Going through the material below, please gather all lines with the word "REBOUND" in them.

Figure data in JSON
▬▬▬

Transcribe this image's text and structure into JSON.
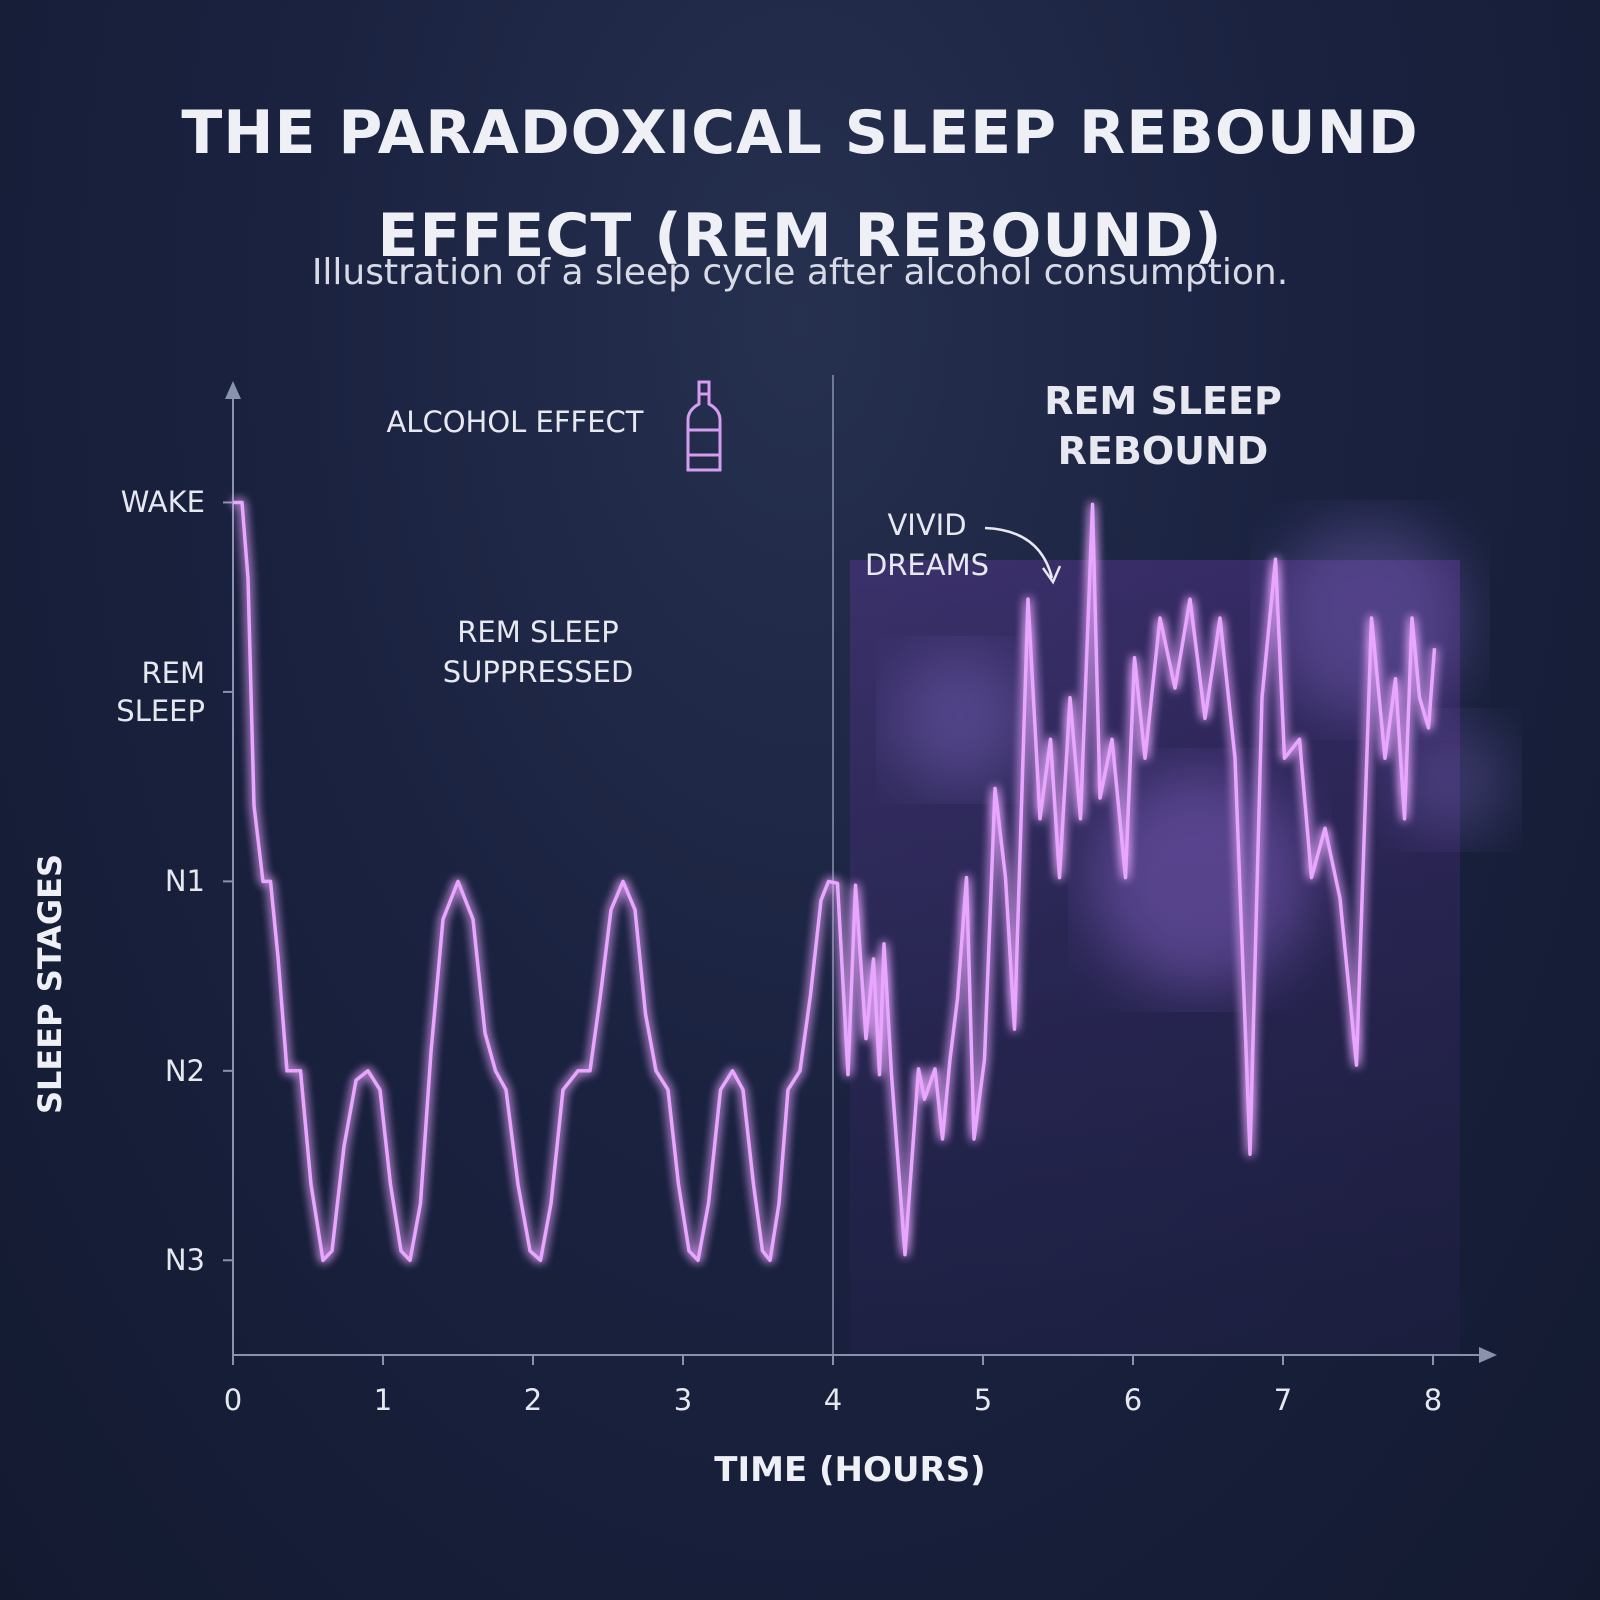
{
  "chart_data": {
    "type": "line",
    "title": "THE PARADOXICAL SLEEP REBOUND EFFECT (REM REBOUND)",
    "subtitle": "Illustration of a sleep cycle after alcohol consumption.",
    "x_label": "TIME (HOURS)",
    "y_label": "SLEEP STAGES",
    "annotations": {
      "alcohol_effect": "ALCOHOL EFFECT",
      "rem_suppressed": "REM SLEEP SUPPRESSED",
      "rem_rebound": "REM SLEEP REBOUND",
      "vivid_dreams": "VIVID DREAMS"
    },
    "color": "#e9a6ff",
    "xlim": [
      0,
      8.4
    ],
    "xticks": [
      0,
      1,
      2,
      3,
      4,
      5,
      6,
      7,
      8
    ],
    "ylim": [
      -0.5,
      4.62
    ],
    "yticks": [
      {
        "value": 0,
        "label": "N3"
      },
      {
        "value": 1,
        "label": "N2"
      },
      {
        "value": 2,
        "label": "N1"
      },
      {
        "value": 3,
        "label": "REM SLEEP"
      },
      {
        "value": 4,
        "label": "WAKE"
      }
    ],
    "x": [
      0,
      0.06,
      0.1,
      0.14,
      0.2,
      0.25,
      0.3,
      0.36,
      0.45,
      0.52,
      0.6,
      0.66,
      0.74,
      0.82,
      0.9,
      0.98,
      1.05,
      1.12,
      1.18,
      1.25,
      1.32,
      1.4,
      1.5,
      1.6,
      1.68,
      1.75,
      1.82,
      1.9,
      1.98,
      2.05,
      2.12,
      2.2,
      2.3,
      2.38,
      2.45,
      2.52,
      2.6,
      2.68,
      2.75,
      2.82,
      2.9,
      2.97,
      3.04,
      3.1,
      3.17,
      3.25,
      3.33,
      3.4,
      3.47,
      3.53,
      3.58,
      3.64,
      3.7,
      3.78,
      3.85,
      3.92,
      3.97,
      4.03,
      4.1,
      4.15,
      4.22,
      4.27,
      4.31,
      4.34,
      4.39,
      4.48,
      4.57,
      4.61,
      4.68,
      4.73,
      4.78,
      4.83,
      4.89,
      4.94,
      5.01,
      5.08,
      5.15,
      5.21,
      5.3,
      5.38,
      5.45,
      5.51,
      5.58,
      5.65,
      5.73,
      5.78,
      5.86,
      5.95,
      6.01,
      6.08,
      6.18,
      6.28,
      6.38,
      6.48,
      6.58,
      6.68,
      6.78,
      6.86,
      6.95,
      7.01,
      7.11,
      7.19,
      7.28,
      7.38,
      7.49,
      7.59,
      7.68,
      7.75,
      7.81,
      7.86,
      7.91,
      7.97,
      8.01
    ],
    "values": [
      4,
      4,
      3.6,
      2.4,
      2,
      2,
      1.6,
      1,
      1,
      0.4,
      0,
      0.05,
      0.6,
      0.95,
      1,
      0.9,
      0.4,
      0.05,
      0,
      0.3,
      1.1,
      1.8,
      2,
      1.8,
      1.2,
      1,
      0.9,
      0.4,
      0.05,
      0,
      0.3,
      0.9,
      1,
      1,
      1.4,
      1.85,
      2,
      1.85,
      1.3,
      1,
      0.9,
      0.4,
      0.05,
      0,
      0.3,
      0.9,
      1,
      0.9,
      0.4,
      0.05,
      0,
      0.3,
      0.9,
      1,
      1.4,
      1.9,
      2,
      1.99,
      0.98,
      1.98,
      1.17,
      1.59,
      0.98,
      1.67,
      0.98,
      0.03,
      1.01,
      0.85,
      1.01,
      0.64,
      1.06,
      1.38,
      2.02,
      0.64,
      1.06,
      2.49,
      2.02,
      1.22,
      3.49,
      2.33,
      2.75,
      2.02,
      2.97,
      2.33,
      3.99,
      2.44,
      2.75,
      2.02,
      3.18,
      2.65,
      3.39,
      3.02,
      3.49,
      2.86,
      3.39,
      2.65,
      0.56,
      2.97,
      3.7,
      2.65,
      2.75,
      2.02,
      2.28,
      1.91,
      1.03,
      3.39,
      2.65,
      3.07,
      2.33,
      3.39,
      2.97,
      2.81,
      3.23
    ]
  }
}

▬▬▬

Complete answer:
    "title": "THE PARADOXICAL SLEEP REBOUND EFFECT (REM REBOUND)",
      "rem_rebound": "REM SLEEP REBOUND",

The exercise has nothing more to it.